### Required task 1
Transcribe the following bug report word for word, in full.

### Extracted text
··········

Package:
release.debian.org
Severity: normal
Tags: bullseye
User:
release.d...@packages.debian.org
Usertags: pu
X-Debbugs-Cc:
ope...@packages.debian.org
Control: affects -1 + src:openssh
[ Reason ]
https://bugs.debian.org/1042460 is a security issue affecting bullseye.
The security team doesn't think it warrants a DSA, but thinks it's worth
fixing in a point release. I agree.
[ Impact ]
Forwarding an SSH agent to a remote system may be exploitable by
administrators of that remote system in complicated conditions. See
https://www.qualys.com/2023/07/19/cve-2023-38408/rce-openssh-forwarded-ssh-agent.txt.
[ Tests ]
I have tested this manually as far as I'm able to do so. Essentially,
this shuts down the exploit at the first hurdle by refusing to load
objects that don't appear to be valid FIDO/PKCS#11 modules intended for
use by ssh-agent.

··········

### Required task 2
From the start of the listing up to and including the line containing "y-tick-labels: −500 0", rewrite the lines with "legend-label" changed to "legend-caption" and nothing else altered. Output only those lines.

··········

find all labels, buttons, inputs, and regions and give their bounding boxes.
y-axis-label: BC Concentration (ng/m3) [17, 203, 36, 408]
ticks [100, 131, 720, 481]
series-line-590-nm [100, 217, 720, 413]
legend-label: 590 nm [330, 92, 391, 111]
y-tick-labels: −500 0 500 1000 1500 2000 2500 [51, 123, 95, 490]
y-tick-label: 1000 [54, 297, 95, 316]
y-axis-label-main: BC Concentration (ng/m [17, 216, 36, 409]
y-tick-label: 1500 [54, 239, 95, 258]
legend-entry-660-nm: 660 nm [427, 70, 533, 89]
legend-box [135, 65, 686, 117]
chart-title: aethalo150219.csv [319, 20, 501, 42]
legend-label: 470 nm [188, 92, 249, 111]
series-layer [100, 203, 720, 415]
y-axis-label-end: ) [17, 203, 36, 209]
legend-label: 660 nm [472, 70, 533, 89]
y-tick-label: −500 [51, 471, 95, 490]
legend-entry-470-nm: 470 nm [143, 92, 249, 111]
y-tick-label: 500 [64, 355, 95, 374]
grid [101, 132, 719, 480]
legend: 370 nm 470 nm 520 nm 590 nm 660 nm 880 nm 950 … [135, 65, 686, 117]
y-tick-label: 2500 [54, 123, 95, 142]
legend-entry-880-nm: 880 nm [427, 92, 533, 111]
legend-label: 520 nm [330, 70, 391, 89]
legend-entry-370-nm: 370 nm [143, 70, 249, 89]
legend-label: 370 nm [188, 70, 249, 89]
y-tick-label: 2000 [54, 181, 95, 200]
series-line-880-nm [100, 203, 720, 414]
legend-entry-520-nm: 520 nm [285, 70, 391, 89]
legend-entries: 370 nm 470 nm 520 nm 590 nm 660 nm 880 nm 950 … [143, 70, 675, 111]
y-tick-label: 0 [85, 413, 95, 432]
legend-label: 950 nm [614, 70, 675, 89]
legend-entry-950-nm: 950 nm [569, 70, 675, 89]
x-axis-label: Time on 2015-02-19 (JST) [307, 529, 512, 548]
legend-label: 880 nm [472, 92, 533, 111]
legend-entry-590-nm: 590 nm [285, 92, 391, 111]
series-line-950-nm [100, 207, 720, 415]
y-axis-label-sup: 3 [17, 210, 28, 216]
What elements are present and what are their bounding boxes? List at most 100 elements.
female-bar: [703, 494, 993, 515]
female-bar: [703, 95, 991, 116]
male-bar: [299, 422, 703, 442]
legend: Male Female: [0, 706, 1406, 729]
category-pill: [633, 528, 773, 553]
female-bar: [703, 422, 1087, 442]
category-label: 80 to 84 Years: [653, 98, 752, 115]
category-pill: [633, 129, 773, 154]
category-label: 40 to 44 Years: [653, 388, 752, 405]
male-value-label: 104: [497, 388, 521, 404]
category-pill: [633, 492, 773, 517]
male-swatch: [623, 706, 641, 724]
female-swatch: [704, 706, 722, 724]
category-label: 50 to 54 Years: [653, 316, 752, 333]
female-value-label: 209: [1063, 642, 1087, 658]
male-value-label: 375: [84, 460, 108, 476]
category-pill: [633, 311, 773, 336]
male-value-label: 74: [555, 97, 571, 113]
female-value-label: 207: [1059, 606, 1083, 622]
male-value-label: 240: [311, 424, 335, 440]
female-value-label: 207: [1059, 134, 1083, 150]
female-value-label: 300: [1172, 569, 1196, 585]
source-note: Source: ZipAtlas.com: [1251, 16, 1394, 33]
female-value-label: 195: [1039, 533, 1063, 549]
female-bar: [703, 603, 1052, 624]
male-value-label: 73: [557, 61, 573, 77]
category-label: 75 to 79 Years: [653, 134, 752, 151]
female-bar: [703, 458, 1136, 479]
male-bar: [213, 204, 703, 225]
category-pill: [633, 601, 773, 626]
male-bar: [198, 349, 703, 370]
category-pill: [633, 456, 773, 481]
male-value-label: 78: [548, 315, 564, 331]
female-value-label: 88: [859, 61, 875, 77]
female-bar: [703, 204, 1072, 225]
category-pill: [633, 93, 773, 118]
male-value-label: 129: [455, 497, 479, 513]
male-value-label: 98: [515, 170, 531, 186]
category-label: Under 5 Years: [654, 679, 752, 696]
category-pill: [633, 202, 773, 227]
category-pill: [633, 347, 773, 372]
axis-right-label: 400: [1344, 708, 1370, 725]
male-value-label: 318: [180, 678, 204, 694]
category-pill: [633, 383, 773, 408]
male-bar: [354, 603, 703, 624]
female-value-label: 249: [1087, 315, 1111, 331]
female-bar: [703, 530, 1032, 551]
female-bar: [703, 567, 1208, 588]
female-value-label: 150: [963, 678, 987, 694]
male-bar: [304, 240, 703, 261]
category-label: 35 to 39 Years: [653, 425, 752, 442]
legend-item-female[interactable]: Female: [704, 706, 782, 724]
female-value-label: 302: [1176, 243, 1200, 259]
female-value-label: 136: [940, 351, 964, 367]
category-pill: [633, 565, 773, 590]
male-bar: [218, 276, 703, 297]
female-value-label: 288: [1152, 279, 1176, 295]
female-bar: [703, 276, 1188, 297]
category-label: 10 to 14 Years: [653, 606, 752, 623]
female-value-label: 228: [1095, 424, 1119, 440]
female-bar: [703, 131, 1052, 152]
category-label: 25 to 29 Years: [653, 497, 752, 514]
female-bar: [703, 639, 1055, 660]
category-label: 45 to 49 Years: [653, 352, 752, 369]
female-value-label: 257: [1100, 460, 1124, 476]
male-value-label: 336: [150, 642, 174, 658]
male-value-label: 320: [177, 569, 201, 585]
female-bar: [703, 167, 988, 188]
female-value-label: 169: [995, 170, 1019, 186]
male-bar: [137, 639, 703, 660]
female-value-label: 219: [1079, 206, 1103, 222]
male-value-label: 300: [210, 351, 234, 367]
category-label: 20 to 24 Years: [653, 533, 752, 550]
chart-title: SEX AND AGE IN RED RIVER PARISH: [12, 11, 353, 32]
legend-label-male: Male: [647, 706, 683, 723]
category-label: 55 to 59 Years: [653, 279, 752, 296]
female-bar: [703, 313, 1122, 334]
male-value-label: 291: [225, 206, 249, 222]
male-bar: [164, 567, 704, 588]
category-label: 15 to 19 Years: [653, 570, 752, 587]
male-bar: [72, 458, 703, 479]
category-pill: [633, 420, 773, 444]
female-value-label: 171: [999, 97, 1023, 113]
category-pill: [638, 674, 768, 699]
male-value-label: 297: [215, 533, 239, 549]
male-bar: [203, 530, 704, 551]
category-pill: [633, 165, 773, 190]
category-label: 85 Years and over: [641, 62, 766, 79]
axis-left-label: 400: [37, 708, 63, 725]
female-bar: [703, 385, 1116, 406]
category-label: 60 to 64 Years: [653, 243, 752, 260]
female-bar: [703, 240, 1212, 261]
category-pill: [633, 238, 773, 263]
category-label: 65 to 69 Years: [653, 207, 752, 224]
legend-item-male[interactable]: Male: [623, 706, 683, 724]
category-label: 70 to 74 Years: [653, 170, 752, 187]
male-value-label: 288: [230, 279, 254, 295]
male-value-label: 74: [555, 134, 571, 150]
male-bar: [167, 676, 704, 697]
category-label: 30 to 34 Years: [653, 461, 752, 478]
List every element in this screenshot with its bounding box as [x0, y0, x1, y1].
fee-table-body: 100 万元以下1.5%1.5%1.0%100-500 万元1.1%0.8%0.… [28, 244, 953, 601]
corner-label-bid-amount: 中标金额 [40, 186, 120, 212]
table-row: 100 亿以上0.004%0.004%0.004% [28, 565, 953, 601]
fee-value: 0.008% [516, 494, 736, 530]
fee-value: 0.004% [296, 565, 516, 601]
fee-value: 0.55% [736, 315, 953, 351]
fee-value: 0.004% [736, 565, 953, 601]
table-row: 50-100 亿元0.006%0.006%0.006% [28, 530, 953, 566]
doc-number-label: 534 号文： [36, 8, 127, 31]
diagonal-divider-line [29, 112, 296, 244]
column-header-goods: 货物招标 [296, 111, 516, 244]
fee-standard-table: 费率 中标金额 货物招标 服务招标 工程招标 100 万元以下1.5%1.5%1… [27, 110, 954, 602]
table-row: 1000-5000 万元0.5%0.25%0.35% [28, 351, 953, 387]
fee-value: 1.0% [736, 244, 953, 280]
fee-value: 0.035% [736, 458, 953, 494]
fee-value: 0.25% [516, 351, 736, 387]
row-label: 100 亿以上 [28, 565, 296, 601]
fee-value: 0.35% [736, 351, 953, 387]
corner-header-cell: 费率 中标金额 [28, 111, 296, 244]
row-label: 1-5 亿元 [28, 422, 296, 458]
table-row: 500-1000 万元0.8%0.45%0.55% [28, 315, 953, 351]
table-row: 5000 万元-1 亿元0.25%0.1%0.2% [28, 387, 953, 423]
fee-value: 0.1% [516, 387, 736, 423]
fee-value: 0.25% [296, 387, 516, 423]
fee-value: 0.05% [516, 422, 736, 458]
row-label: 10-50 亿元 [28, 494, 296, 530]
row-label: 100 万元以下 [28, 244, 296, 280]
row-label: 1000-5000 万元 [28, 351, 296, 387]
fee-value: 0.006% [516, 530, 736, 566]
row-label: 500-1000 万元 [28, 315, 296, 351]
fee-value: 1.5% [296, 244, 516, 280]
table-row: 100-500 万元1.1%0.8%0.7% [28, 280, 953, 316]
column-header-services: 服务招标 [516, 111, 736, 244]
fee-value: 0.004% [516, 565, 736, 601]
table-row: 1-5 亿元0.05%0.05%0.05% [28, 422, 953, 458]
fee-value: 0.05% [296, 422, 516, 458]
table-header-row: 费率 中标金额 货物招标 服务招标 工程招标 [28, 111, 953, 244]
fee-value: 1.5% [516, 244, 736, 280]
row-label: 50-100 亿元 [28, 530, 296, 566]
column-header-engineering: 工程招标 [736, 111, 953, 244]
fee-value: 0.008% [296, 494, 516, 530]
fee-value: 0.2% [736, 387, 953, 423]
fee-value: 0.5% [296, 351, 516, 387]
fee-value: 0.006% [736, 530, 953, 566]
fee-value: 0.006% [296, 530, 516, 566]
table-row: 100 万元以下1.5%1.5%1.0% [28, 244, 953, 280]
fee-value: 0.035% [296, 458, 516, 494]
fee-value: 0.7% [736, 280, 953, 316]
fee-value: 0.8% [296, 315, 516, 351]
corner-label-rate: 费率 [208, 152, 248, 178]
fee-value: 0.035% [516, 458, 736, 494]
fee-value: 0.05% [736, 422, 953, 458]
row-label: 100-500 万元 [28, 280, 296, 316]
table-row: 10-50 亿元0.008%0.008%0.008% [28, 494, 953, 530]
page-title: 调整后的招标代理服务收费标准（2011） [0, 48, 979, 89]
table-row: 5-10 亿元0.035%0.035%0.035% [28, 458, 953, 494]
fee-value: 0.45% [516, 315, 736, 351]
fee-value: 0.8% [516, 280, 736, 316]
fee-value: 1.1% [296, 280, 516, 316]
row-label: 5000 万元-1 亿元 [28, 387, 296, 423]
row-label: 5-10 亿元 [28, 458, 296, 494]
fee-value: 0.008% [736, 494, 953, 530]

··········

### Task output 1
Package:
release.debian.org
Severity: normal
Tags: bullseye
User:
release.d...@packages.debian.org
Usertags: pu
X-Debbugs-Cc:
ope...@packages.debian.org
Control: affects -1 + src:openssh
[ Reason ]
https://bugs.debian.org/1042460 is a security issue affecting bullseye.
The security team doesn't think it warrants a DSA, but thinks it's worth
fixing in a point release. I agree.
[ Impact ]
Forwarding an SSH agent to a remote system may be exploitable by
administrators of that remote system in complicated conditions. See
https://www.qualys.com/2023/07/19/cve-2023-38408/rce-openssh-forwarded-ssh-agent.txt.
[ Tests ]
I have tested this manually as far as I'm able to do so. Essentially,
this shuts down the exploit at the first hurdle by refusing to load
objects that don't appear to be valid FIDO/PKCS#11 modules intended for
use by ssh-agent.

### Task output 2
find all labels, buttons, inputs, and regions and give their bounding boxes.
y-axis-label: BC Concentration (ng/m3) [17, 203, 36, 408]
ticks [100, 131, 720, 481]
series-line-590-nm [100, 217, 720, 413]
legend-caption: 590 nm [330, 92, 391, 111]
y-tick-labels: −500 0 500 1000 1500 2000 2500 [51, 123, 95, 490]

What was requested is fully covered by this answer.